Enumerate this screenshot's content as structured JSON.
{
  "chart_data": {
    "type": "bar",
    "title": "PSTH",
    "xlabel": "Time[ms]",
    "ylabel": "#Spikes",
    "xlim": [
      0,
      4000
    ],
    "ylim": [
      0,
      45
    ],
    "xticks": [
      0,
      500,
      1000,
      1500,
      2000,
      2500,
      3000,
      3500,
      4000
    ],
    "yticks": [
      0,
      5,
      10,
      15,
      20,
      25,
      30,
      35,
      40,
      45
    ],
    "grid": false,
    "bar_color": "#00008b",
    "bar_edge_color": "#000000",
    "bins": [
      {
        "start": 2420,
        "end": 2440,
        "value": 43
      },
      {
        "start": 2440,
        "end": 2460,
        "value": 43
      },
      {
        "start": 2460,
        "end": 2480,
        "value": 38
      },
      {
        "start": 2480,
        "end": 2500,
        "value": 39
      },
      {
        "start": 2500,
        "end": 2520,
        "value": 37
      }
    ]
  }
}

◇ ◇ ◇ ◇ ◇ ◇ ◇

■ **Short problem**
For each line of the listing that holds the word "value", show that line.

■ **Expected output**
        "value": 43
        "value": 43
        "value": 38
        "value": 39
        "value": 37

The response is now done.